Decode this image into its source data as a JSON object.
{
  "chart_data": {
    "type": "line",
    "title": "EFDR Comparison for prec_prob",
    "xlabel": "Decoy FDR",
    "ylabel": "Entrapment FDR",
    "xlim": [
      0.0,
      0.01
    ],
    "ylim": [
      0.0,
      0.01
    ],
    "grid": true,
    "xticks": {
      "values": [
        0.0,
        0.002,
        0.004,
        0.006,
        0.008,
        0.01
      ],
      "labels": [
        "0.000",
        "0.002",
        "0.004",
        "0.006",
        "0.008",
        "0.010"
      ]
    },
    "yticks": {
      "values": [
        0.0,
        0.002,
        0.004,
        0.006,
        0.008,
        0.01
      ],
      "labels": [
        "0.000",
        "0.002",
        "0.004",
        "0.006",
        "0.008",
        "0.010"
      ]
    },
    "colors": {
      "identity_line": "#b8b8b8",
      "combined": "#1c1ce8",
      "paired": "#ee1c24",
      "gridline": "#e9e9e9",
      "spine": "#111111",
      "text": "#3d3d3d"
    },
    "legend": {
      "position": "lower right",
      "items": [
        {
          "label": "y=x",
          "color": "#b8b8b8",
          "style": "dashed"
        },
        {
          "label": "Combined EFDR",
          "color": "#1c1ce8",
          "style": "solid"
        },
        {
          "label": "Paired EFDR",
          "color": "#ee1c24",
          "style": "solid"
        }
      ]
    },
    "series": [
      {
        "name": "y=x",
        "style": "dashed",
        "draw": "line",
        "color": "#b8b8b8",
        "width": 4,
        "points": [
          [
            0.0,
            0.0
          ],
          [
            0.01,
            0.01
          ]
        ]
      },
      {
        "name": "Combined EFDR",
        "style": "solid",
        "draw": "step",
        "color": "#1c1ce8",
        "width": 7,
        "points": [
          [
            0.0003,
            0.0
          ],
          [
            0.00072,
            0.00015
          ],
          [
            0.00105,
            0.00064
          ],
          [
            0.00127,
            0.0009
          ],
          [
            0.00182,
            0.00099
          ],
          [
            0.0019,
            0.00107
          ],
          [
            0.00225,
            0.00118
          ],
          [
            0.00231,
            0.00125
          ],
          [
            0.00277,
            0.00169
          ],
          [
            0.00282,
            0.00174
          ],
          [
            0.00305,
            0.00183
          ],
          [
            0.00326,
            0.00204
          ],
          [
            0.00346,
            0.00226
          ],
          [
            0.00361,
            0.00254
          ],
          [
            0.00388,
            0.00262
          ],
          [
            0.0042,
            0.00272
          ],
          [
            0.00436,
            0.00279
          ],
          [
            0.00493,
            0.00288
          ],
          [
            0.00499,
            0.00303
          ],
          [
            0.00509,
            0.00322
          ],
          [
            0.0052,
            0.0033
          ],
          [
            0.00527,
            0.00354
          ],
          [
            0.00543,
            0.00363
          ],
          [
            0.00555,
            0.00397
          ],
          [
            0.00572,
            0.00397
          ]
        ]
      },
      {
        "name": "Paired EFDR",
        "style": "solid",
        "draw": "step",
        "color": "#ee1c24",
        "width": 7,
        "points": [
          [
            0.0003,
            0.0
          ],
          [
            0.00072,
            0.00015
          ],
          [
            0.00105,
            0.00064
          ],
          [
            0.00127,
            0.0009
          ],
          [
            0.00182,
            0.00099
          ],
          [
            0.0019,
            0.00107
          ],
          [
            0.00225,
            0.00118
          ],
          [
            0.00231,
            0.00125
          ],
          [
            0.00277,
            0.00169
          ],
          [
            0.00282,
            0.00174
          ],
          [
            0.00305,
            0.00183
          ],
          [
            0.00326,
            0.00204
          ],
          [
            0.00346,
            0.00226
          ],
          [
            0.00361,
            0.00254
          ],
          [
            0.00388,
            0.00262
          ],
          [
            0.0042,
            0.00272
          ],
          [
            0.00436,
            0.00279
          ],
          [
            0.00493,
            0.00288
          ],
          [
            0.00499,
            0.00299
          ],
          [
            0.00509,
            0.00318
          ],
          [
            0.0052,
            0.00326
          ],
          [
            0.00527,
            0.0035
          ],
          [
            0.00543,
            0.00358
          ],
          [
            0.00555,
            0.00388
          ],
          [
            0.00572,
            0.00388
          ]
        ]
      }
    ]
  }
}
+-------+
-- Stated task --
Where a line holds "EFDR", copy that line.

-- Solution to this problem --
    "title": "EFDR Comparison for prec_prob",
          "label": "Combined EFDR",
          "label": "Paired EFDR",
        "name": "Combined EFDR",
        "name": "Paired EFDR",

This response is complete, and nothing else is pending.